Give the number of lines in the records below that include "JSON", and nothing more.

--- START TASK DATA ---

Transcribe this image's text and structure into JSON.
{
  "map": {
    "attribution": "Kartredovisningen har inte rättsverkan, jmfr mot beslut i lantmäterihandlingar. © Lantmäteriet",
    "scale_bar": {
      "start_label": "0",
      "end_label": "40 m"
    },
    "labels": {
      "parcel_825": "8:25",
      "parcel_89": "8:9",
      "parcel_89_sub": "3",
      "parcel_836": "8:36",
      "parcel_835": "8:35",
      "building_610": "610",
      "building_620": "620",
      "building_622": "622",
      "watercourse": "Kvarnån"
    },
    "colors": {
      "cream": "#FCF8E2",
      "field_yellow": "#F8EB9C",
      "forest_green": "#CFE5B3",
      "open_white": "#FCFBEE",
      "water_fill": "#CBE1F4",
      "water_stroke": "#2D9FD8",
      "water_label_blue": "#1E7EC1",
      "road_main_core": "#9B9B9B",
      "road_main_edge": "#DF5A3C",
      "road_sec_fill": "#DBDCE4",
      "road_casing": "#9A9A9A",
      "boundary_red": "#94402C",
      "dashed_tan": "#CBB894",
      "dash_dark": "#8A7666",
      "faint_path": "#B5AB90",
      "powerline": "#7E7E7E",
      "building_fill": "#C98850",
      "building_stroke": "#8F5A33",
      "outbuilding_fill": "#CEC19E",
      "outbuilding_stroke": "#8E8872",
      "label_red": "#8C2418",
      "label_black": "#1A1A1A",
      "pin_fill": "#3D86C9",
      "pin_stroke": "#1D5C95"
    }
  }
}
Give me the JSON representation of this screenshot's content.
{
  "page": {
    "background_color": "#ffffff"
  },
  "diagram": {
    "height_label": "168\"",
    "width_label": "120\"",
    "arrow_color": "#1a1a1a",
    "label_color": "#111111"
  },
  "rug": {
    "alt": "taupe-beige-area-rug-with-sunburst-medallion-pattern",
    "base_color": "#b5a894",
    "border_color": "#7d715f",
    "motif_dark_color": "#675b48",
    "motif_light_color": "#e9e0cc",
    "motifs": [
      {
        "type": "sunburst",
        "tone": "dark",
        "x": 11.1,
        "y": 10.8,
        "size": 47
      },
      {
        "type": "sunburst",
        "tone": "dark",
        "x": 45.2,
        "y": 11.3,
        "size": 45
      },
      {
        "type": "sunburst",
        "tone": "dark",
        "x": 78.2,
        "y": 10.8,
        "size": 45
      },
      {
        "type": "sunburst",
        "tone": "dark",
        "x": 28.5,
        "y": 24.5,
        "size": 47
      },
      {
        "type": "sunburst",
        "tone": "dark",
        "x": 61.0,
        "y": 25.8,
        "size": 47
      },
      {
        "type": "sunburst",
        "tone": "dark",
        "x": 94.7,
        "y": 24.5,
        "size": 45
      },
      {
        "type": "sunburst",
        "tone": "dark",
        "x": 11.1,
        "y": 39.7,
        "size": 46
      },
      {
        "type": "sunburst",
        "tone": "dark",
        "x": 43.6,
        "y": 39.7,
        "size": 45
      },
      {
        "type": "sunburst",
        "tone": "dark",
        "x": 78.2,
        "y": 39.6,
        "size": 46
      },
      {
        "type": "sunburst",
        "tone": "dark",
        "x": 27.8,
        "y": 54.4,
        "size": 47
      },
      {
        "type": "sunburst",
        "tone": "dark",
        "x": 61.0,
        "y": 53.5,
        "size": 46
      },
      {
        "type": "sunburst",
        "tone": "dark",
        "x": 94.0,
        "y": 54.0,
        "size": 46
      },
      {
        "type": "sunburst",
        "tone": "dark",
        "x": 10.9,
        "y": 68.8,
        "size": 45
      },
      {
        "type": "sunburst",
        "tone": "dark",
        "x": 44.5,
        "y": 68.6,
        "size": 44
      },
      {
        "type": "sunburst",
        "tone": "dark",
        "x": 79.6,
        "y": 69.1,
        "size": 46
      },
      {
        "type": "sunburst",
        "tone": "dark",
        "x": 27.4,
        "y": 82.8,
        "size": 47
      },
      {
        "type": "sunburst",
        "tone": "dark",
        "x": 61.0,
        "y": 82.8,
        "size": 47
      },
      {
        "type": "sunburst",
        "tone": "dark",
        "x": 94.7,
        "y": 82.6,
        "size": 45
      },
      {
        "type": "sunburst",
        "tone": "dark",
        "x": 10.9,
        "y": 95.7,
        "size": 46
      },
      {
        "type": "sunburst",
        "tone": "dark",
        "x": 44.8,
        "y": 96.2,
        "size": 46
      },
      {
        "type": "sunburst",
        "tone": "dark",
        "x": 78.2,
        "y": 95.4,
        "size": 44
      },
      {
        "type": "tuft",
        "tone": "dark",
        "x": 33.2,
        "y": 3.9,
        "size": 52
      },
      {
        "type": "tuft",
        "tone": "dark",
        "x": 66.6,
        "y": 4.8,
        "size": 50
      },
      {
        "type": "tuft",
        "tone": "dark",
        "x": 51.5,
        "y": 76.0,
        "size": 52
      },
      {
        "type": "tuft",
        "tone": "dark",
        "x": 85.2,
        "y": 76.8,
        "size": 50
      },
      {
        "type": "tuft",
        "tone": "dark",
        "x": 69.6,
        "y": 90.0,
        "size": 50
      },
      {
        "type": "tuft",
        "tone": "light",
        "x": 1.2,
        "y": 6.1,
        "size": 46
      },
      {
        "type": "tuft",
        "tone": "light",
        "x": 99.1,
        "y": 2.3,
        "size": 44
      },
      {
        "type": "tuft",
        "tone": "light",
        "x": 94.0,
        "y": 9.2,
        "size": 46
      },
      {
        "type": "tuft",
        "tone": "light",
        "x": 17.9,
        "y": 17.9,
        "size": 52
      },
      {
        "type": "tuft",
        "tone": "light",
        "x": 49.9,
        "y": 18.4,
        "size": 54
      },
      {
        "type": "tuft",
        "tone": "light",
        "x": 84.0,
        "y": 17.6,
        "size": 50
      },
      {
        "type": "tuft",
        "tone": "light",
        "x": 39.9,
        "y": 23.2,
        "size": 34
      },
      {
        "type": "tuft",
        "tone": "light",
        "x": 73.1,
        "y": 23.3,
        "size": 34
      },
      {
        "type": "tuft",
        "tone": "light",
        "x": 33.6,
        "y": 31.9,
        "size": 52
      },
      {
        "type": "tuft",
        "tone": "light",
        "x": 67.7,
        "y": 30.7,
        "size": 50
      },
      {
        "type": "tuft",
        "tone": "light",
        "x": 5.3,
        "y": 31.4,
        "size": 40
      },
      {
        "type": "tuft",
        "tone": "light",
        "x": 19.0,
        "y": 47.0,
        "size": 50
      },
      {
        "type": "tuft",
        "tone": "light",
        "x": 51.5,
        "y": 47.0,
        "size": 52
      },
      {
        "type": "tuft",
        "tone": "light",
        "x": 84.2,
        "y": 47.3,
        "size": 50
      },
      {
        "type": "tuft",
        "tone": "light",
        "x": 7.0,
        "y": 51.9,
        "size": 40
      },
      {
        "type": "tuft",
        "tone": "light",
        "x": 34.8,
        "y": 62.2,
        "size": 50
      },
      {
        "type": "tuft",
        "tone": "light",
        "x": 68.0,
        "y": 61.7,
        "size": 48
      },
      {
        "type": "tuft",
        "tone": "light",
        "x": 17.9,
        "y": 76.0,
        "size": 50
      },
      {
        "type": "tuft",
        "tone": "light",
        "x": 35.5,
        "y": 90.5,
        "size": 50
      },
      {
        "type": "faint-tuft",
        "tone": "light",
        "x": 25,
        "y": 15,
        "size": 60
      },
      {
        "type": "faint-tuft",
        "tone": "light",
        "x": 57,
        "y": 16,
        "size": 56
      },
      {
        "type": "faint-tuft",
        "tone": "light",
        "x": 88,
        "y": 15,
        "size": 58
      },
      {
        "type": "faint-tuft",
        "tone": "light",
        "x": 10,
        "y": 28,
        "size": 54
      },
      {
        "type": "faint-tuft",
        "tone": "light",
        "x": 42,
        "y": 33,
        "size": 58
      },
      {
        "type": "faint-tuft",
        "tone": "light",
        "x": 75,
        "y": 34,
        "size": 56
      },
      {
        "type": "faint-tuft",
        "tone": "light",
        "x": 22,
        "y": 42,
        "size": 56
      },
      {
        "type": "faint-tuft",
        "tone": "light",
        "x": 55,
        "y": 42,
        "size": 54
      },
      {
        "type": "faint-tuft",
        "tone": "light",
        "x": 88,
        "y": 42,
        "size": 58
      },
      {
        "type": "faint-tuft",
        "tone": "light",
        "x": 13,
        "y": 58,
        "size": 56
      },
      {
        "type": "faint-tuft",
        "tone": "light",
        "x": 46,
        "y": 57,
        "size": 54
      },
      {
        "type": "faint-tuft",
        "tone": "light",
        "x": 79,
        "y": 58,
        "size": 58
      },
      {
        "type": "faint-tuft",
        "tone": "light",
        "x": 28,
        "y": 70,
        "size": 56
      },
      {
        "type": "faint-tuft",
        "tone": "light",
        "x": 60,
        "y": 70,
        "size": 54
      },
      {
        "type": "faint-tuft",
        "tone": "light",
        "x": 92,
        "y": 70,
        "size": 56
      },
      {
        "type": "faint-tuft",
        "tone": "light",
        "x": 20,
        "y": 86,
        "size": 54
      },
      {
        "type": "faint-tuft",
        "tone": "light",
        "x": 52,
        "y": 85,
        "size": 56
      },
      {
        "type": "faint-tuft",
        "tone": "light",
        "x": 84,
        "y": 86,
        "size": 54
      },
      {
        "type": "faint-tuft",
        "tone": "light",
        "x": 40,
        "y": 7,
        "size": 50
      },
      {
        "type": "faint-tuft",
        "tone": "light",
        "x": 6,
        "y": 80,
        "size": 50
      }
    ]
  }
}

--- END TASK DATA ---

SOLUTION —
2